> What is being asked:
The data must be written out once more, precisely as given.

***** Records supplied *****

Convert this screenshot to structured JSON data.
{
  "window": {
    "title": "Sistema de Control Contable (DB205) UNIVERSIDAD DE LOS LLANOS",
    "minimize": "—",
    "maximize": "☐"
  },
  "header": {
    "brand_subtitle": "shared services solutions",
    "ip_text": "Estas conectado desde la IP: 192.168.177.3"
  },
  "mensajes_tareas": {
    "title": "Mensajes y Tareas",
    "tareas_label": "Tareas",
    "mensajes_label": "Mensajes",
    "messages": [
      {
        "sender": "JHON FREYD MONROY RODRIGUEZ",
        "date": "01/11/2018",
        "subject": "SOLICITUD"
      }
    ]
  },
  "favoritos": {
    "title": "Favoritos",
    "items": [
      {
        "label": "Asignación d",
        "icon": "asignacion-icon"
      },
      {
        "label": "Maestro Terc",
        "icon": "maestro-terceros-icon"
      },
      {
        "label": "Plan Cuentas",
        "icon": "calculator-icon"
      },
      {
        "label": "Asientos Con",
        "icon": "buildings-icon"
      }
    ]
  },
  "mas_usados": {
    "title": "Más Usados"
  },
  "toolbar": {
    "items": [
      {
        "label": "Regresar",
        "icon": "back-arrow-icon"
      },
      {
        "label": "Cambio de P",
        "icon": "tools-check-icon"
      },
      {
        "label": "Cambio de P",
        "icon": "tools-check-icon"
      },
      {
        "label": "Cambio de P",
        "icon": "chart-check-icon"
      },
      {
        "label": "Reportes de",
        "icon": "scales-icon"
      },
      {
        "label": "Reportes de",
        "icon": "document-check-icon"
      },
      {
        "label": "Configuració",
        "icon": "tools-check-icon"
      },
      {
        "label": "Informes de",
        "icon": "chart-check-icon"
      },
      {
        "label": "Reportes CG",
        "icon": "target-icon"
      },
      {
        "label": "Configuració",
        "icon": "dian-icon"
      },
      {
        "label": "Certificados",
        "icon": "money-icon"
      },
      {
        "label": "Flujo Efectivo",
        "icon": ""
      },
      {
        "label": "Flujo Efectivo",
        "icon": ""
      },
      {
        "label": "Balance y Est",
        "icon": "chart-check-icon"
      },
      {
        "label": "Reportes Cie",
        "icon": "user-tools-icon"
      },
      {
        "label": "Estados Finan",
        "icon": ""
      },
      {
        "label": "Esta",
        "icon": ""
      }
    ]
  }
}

*****

> Result below:
Convert this screenshot to structured JSON data.
{
  "window": {
    "title": "Sistema de Control Contable (DB205) UNIVERSIDAD DE LOS LLANOS",
    "minimize": "—",
    "maximize": "☐"
  },
  "header": {
    "brand_subtitle": "shared services solutions",
    "ip_text": "Estas conectado desde la IP: 192.168.177.3"
  },
  "mensajes_tareas": {
    "title": "Mensajes y Tareas",
    "tareas_label": "Tareas",
    "mensajes_label": "Mensajes",
    "messages": [
      {
        "sender": "JHON FREYD MONROY RODRIGUEZ",
        "date": "01/11/2018",
        "subject": "SOLICITUD"
      }
    ]
  },
  "favoritos": {
    "title": "Favoritos",
    "items": [
      {
        "label": "Asignación d",
        "icon": "asignacion-icon"
      },
      {
        "label": "Maestro Terc",
        "icon": "maestro-terceros-icon"
      },
      {
        "label": "Plan Cuentas",
        "icon": "calculator-icon"
      },
      {
        "label": "Asientos Con",
        "icon": "buildings-icon"
      }
    ]
  },
  "mas_usados": {
    "title": "Más Usados"
  },
  "toolbar": {
    "items": [
      {
        "label": "Regresar",
        "icon": "back-arrow-icon"
      },
      {
        "label": "Cambio de P",
        "icon": "tools-check-icon"
      },
      {
        "label": "Cambio de P",
        "icon": "tools-check-icon"
      },
      {
        "label": "Cambio de P",
        "icon": "chart-check-icon"
      },
      {
        "label": "Reportes de",
        "icon": "scales-icon"
      },
      {
        "label": "Reportes de",
        "icon": "document-check-icon"
      },
      {
        "label": "Configuració",
        "icon": "tools-check-icon"
      },
      {
        "label": "Informes de",
        "icon": "chart-check-icon"
      },
      {
        "label": "Reportes CG",
        "icon": "target-icon"
      },
      {
        "label": "Configuració",
        "icon": "dian-icon"
      },
      {
        "label": "Certificados",
        "icon": "money-icon"
      },
      {
        "label": "Flujo Efectivo",
        "icon": ""
      },
      {
        "label": "Flujo Efectivo",
        "icon": ""
      },
      {
        "label": "Balance y Est",
        "icon": "chart-check-icon"
      },
      {
        "label": "Reportes Cie",
        "icon": "user-tools-icon"
      },
      {
        "label": "Estados Finan",
        "icon": ""
      },
      {
        "label": "Esta",
        "icon": ""
      }
    ]
  }
}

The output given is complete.